## start Data extract
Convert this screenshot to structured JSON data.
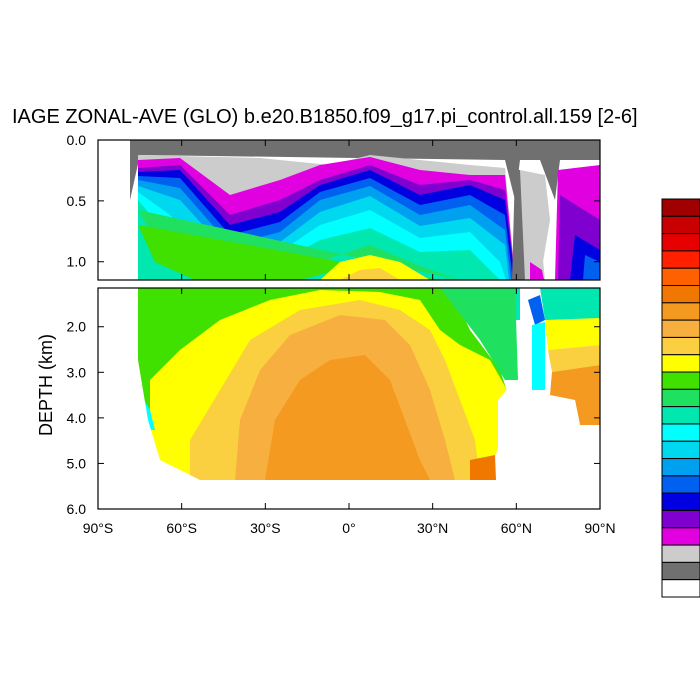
{
  "chart_data": {
    "type": "heatmap",
    "title": "IAGE ZONAL-AVE (GLO) b.e20.B1850.f09_g17.pi_control.all.159 [2-6]",
    "xlabel": "",
    "ylabel": "DEPTH (km)",
    "x_ticks": [
      "90°S",
      "60°S",
      "30°S",
      "0°",
      "30°N",
      "60°N",
      "90°N"
    ],
    "x_tick_values": [
      -90,
      -60,
      -30,
      0,
      30,
      60,
      90
    ],
    "xlim": [
      -90,
      90
    ],
    "upper_panel": {
      "ylim": [
        0.0,
        1.15
      ],
      "y_ticks": [
        "0.0",
        "0.5",
        "1.0"
      ],
      "y_tick_values": [
        0.0,
        0.5,
        1.0
      ]
    },
    "lower_panel": {
      "ylim": [
        1.15,
        6.0
      ],
      "y_ticks": [
        "2.0",
        "3.0",
        "4.0",
        "5.0",
        "6.0"
      ],
      "y_tick_values": [
        2.0,
        3.0,
        4.0,
        5.0,
        6.0
      ]
    },
    "color_levels": [
      "#a00000",
      "#c80000",
      "#e60000",
      "#ff2000",
      "#ff6000",
      "#f07800",
      "#f59a20",
      "#f7b040",
      "#fad040",
      "#ffff00",
      "#40e000",
      "#20e060",
      "#00e8b0",
      "#00ffff",
      "#00d8f0",
      "#00a0f0",
      "#0060f0",
      "#0000e0",
      "#8000d0",
      "#e000e0",
      "#cccccc",
      "#707070",
      "#ffffff"
    ],
    "field_levels_by_depth": {
      "description": "approximate contour band index (into color_levels) by latitude region",
      "upper": [
        {
          "lat": [
            -75,
            -65
          ],
          "depth": [
            0.1,
            0.4
          ],
          "band": 13
        },
        {
          "lat": [
            -60,
            -30
          ],
          "depth": [
            0.2,
            0.6
          ],
          "band": 17
        },
        {
          "lat": [
            -30,
            30
          ],
          "depth": [
            0.3,
            0.9
          ],
          "band": 14
        },
        {
          "lat": [
            -10,
            20
          ],
          "depth": [
            0.9,
            1.15
          ],
          "band": 9
        }
      ],
      "lower": [
        {
          "lat": [
            -75,
            -50
          ],
          "depth": [
            1.2,
            3.5
          ],
          "band": 10
        },
        {
          "lat": [
            -40,
            40
          ],
          "depth": [
            2.0,
            5.3
          ],
          "band": 6
        },
        {
          "lat": [
            -15,
            15
          ],
          "depth": [
            3.0,
            5.3
          ],
          "band": 5
        }
      ]
    }
  }
}
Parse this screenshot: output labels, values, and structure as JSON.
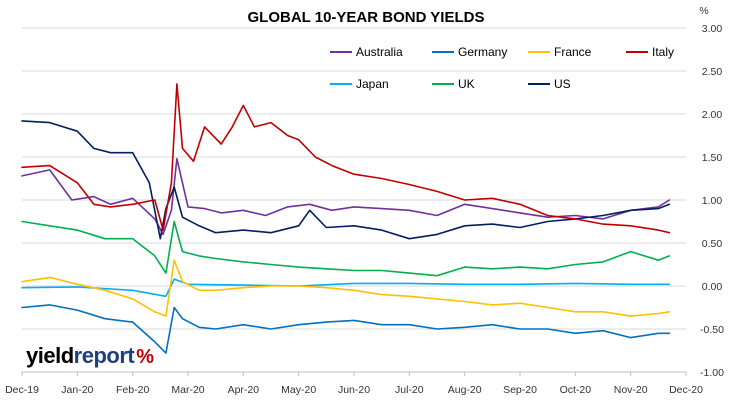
{
  "chart_data": {
    "type": "line",
    "title": "GLOBAL 10-YEAR BOND YIELDS",
    "unit_label": "%",
    "ylim": [
      -1.0,
      3.0
    ],
    "yticks": [
      "3.00",
      "2.50",
      "2.00",
      "1.50",
      "1.00",
      "0.50",
      "0.00",
      "-0.50",
      "-1.00"
    ],
    "x_tick_labels": [
      "Dec-19",
      "Jan-20",
      "Feb-20",
      "Mar-20",
      "Apr-20",
      "May-20",
      "Jun-20",
      "Jul-20",
      "Aug-20",
      "Sep-20",
      "Oct-20",
      "Nov-20",
      "Dec-20"
    ],
    "x_unit": "month index (0 = Dec-19)",
    "grid": "horizontal",
    "legend": "top-right",
    "series": [
      {
        "name": "Australia",
        "color": "#7030a0",
        "x": [
          0,
          0.5,
          0.9,
          1.3,
          1.6,
          2.0,
          2.4,
          2.55,
          2.7,
          2.8,
          3.0,
          3.3,
          3.6,
          4.0,
          4.4,
          4.8,
          5.2,
          5.6,
          6.0,
          6.5,
          7.0,
          7.5,
          8.0,
          8.5,
          9.0,
          9.5,
          10.0,
          10.5,
          11.0,
          11.5,
          11.7
        ],
        "y": [
          1.28,
          1.35,
          1.0,
          1.04,
          0.95,
          1.02,
          0.78,
          0.6,
          0.88,
          1.48,
          0.92,
          0.9,
          0.85,
          0.88,
          0.82,
          0.92,
          0.95,
          0.88,
          0.92,
          0.9,
          0.88,
          0.82,
          0.95,
          0.9,
          0.85,
          0.8,
          0.82,
          0.78,
          0.88,
          0.92,
          1.0
        ]
      },
      {
        "name": "Germany",
        "color": "#0070c0",
        "x": [
          0,
          0.5,
          1.0,
          1.5,
          2.0,
          2.4,
          2.6,
          2.75,
          2.9,
          3.2,
          3.5,
          4.0,
          4.5,
          5.0,
          5.5,
          6.0,
          6.5,
          7.0,
          7.5,
          8.0,
          8.5,
          9.0,
          9.5,
          10.0,
          10.5,
          11.0,
          11.5,
          11.7
        ],
        "y": [
          -0.25,
          -0.22,
          -0.28,
          -0.38,
          -0.42,
          -0.65,
          -0.78,
          -0.25,
          -0.38,
          -0.48,
          -0.5,
          -0.45,
          -0.5,
          -0.45,
          -0.42,
          -0.4,
          -0.45,
          -0.45,
          -0.5,
          -0.48,
          -0.45,
          -0.5,
          -0.5,
          -0.55,
          -0.52,
          -0.6,
          -0.55,
          -0.55
        ]
      },
      {
        "name": "France",
        "color": "#ffc000",
        "x": [
          0,
          0.5,
          1.0,
          1.5,
          2.0,
          2.4,
          2.6,
          2.75,
          2.9,
          3.2,
          3.5,
          4.0,
          4.5,
          5.0,
          5.5,
          6.0,
          6.5,
          7.0,
          7.5,
          8.0,
          8.5,
          9.0,
          9.5,
          10.0,
          10.5,
          11.0,
          11.5,
          11.7
        ],
        "y": [
          0.05,
          0.1,
          0.02,
          -0.05,
          -0.15,
          -0.3,
          -0.35,
          0.3,
          0.05,
          -0.05,
          -0.05,
          -0.02,
          0.0,
          0.0,
          -0.02,
          -0.05,
          -0.1,
          -0.12,
          -0.15,
          -0.18,
          -0.22,
          -0.2,
          -0.25,
          -0.3,
          -0.3,
          -0.35,
          -0.32,
          -0.3
        ]
      },
      {
        "name": "Italy",
        "color": "#c00000",
        "x": [
          0,
          0.5,
          1.0,
          1.3,
          1.6,
          2.0,
          2.4,
          2.55,
          2.7,
          2.8,
          2.9,
          3.1,
          3.3,
          3.6,
          3.8,
          4.0,
          4.2,
          4.5,
          4.8,
          5.0,
          5.3,
          5.6,
          6.0,
          6.5,
          7.0,
          7.5,
          8.0,
          8.5,
          9.0,
          9.5,
          10.0,
          10.5,
          11.0,
          11.5,
          11.7
        ],
        "y": [
          1.38,
          1.4,
          1.2,
          0.95,
          0.92,
          0.95,
          1.0,
          0.65,
          1.2,
          2.35,
          1.6,
          1.45,
          1.85,
          1.65,
          1.85,
          2.1,
          1.85,
          1.9,
          1.75,
          1.7,
          1.5,
          1.4,
          1.3,
          1.25,
          1.18,
          1.1,
          1.0,
          1.02,
          0.95,
          0.82,
          0.78,
          0.72,
          0.7,
          0.65,
          0.62
        ]
      },
      {
        "name": "Japan",
        "color": "#00b0f0",
        "x": [
          0,
          1.0,
          2.0,
          2.6,
          2.75,
          3.0,
          4.0,
          5.0,
          6.0,
          7.0,
          8.0,
          9.0,
          10.0,
          11.0,
          11.7
        ],
        "y": [
          -0.02,
          -0.01,
          -0.05,
          -0.12,
          0.08,
          0.02,
          0.01,
          0.0,
          0.03,
          0.03,
          0.02,
          0.02,
          0.03,
          0.02,
          0.02
        ]
      },
      {
        "name": "UK",
        "color": "#00b050",
        "x": [
          0,
          0.5,
          1.0,
          1.5,
          2.0,
          2.4,
          2.6,
          2.75,
          2.9,
          3.2,
          3.5,
          4.0,
          4.5,
          5.0,
          5.5,
          6.0,
          6.5,
          7.0,
          7.5,
          8.0,
          8.5,
          9.0,
          9.5,
          10.0,
          10.5,
          11.0,
          11.5,
          11.7
        ],
        "y": [
          0.75,
          0.7,
          0.65,
          0.55,
          0.55,
          0.35,
          0.15,
          0.75,
          0.4,
          0.35,
          0.32,
          0.28,
          0.25,
          0.22,
          0.2,
          0.18,
          0.18,
          0.15,
          0.12,
          0.22,
          0.2,
          0.22,
          0.2,
          0.25,
          0.28,
          0.4,
          0.3,
          0.35
        ]
      },
      {
        "name": "US",
        "color": "#002060",
        "x": [
          0,
          0.5,
          1.0,
          1.3,
          1.6,
          2.0,
          2.3,
          2.5,
          2.6,
          2.75,
          2.9,
          3.2,
          3.5,
          4.0,
          4.5,
          5.0,
          5.2,
          5.5,
          6.0,
          6.5,
          7.0,
          7.5,
          8.0,
          8.5,
          9.0,
          9.5,
          10.0,
          10.5,
          11.0,
          11.5,
          11.7
        ],
        "y": [
          1.92,
          1.9,
          1.8,
          1.6,
          1.55,
          1.55,
          1.2,
          0.55,
          0.9,
          1.15,
          0.8,
          0.7,
          0.62,
          0.65,
          0.62,
          0.7,
          0.88,
          0.68,
          0.7,
          0.65,
          0.55,
          0.6,
          0.7,
          0.72,
          0.68,
          0.75,
          0.78,
          0.82,
          0.88,
          0.9,
          0.95
        ]
      }
    ]
  },
  "logo": {
    "part1": "yield",
    "part2": "report",
    "part3": "%"
  }
}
## end Data extract
(Request): Each line that holds the word "name" should be extracted from the records.

(Reply):
        "name": "Australia",
        "name": "Germany",
        "name": "France",
        "name": "Italy",
        "name": "Japan",
        "name": "UK",
        "name": "US",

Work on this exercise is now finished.